**** Material for the task
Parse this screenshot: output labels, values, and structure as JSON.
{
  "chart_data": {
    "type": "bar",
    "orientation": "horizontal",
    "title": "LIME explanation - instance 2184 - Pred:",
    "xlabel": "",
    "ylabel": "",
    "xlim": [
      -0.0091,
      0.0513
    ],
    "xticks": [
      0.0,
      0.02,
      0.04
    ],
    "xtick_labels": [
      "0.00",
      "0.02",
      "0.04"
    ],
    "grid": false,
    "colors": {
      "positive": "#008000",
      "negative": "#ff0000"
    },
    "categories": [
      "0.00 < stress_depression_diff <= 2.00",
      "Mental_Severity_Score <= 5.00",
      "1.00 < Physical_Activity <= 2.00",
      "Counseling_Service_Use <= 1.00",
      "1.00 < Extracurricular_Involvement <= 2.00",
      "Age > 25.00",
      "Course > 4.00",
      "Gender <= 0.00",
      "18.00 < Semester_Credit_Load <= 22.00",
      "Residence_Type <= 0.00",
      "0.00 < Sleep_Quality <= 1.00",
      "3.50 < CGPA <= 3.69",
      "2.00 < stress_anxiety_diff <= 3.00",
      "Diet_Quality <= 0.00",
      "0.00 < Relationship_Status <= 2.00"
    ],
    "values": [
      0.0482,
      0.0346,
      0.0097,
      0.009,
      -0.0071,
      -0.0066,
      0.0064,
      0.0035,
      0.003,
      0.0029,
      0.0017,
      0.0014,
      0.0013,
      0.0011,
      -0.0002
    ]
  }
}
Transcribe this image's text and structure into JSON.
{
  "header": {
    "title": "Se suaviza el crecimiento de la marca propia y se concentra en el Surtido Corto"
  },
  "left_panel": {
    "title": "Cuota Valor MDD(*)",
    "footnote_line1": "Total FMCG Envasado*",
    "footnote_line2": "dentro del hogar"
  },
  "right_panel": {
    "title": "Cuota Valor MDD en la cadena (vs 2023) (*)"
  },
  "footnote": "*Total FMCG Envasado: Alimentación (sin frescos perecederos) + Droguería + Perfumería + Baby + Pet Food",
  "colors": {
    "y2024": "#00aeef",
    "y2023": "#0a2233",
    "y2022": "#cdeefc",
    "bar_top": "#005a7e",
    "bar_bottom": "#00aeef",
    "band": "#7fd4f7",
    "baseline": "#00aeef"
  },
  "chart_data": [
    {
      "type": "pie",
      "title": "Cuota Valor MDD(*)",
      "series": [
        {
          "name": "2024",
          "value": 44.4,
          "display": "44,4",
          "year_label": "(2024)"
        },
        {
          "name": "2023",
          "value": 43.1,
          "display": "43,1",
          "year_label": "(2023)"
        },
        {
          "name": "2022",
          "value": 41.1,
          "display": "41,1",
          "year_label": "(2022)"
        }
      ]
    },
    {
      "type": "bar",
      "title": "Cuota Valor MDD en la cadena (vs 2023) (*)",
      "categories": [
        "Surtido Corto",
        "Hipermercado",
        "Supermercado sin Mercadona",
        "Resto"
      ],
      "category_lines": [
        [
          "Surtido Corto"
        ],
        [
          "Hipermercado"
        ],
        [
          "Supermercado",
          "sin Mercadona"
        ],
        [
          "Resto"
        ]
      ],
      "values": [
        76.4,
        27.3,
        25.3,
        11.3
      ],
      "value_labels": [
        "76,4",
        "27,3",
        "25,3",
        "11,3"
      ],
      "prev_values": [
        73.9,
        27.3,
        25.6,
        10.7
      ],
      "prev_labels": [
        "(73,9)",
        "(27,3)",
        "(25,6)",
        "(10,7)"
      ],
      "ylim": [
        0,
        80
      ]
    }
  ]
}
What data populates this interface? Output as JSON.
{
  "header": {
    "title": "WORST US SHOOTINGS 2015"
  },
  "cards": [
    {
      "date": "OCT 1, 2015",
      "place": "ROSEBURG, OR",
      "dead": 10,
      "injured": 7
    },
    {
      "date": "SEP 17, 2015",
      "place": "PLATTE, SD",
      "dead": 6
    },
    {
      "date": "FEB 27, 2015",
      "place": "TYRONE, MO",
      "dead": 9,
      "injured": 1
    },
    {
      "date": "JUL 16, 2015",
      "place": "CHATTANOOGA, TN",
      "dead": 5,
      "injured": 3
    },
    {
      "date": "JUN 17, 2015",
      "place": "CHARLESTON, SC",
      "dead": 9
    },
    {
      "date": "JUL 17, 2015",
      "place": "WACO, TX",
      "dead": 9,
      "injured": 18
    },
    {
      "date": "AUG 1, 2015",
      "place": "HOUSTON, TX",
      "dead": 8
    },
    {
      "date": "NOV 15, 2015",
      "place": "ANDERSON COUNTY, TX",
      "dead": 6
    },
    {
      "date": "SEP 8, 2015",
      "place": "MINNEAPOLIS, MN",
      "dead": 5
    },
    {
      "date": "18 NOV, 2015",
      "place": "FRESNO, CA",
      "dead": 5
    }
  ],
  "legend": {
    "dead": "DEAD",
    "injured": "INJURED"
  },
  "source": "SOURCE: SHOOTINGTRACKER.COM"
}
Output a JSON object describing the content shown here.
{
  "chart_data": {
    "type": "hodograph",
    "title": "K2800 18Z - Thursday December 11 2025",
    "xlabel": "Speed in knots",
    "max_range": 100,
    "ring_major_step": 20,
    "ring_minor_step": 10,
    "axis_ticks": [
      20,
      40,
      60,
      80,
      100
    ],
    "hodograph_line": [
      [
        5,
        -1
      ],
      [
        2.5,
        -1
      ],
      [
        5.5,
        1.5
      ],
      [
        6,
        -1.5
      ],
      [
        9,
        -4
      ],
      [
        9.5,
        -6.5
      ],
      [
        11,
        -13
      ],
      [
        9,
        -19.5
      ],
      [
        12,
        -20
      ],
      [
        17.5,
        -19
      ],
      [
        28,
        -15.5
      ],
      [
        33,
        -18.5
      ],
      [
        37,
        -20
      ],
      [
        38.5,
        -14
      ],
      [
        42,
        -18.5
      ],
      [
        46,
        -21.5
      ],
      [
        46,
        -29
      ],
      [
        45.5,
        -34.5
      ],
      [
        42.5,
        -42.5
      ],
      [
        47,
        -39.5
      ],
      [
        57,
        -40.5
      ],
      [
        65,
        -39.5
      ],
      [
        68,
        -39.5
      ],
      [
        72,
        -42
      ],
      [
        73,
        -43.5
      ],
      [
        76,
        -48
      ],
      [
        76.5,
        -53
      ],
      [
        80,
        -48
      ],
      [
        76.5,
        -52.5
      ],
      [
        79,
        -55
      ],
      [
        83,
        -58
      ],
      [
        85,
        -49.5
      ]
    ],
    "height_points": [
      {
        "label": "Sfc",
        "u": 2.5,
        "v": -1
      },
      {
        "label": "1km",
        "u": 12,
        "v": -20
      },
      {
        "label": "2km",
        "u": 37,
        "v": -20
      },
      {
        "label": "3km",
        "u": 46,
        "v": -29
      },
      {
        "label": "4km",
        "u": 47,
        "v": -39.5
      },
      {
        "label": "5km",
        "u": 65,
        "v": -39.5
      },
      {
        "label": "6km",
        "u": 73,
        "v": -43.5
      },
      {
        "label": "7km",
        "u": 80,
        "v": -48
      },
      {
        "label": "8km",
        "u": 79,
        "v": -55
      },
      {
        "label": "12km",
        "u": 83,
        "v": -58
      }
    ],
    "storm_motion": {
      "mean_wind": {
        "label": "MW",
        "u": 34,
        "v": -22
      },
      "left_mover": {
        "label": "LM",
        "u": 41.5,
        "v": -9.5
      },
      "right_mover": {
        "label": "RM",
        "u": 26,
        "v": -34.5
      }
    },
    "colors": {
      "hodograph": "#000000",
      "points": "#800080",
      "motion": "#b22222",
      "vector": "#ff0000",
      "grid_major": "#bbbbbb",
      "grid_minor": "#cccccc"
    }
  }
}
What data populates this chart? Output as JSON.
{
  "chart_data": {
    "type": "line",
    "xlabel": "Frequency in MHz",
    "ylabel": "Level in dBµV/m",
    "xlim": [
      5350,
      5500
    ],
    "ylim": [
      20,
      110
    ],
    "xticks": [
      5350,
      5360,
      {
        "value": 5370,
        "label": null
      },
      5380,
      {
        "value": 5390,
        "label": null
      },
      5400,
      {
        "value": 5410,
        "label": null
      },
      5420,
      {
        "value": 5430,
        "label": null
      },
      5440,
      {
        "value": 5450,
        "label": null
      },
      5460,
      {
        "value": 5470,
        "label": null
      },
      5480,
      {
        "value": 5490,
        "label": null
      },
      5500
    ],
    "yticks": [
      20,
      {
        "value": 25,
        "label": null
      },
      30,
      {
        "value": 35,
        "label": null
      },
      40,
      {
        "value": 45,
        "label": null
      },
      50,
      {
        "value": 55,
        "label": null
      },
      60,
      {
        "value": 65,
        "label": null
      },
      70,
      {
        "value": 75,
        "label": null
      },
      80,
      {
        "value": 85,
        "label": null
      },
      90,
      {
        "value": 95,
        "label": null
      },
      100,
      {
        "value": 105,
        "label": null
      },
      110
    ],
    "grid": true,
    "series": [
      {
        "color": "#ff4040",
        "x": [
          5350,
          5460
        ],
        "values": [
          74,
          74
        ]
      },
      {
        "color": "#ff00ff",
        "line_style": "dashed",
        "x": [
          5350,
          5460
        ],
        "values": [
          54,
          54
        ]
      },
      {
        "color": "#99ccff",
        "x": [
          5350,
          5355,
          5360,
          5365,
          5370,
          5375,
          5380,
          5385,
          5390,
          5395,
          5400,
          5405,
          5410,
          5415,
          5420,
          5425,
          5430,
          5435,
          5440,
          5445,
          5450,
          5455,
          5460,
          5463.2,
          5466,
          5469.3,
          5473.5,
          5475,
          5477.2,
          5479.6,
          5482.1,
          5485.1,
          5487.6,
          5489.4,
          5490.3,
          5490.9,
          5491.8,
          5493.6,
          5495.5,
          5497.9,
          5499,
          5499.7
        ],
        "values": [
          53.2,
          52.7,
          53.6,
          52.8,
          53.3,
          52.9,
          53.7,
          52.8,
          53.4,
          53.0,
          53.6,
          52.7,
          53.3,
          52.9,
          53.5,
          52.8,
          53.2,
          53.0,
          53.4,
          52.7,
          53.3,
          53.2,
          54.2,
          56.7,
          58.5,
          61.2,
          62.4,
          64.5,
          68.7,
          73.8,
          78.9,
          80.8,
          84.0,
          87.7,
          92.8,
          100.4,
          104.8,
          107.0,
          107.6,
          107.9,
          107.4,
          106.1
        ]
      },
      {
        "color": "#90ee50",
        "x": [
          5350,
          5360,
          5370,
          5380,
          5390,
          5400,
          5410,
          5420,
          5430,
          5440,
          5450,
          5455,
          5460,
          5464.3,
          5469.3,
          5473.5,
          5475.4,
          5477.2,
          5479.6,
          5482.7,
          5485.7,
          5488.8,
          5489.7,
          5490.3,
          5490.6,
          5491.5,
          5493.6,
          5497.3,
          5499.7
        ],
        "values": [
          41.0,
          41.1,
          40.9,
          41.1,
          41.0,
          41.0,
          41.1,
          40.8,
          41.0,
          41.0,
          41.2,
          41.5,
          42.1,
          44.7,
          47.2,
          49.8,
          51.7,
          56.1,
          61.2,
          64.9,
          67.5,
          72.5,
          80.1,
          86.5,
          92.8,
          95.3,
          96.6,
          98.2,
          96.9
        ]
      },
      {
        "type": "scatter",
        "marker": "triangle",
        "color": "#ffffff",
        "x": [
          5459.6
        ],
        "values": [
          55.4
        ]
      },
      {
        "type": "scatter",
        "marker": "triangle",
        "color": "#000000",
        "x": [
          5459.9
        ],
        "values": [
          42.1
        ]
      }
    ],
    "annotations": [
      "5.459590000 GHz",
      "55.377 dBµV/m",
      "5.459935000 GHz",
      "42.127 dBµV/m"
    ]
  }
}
********
**Problem description:**
Report how many lines in the data include the word "display", and give nothing but the count.

**In response:**
3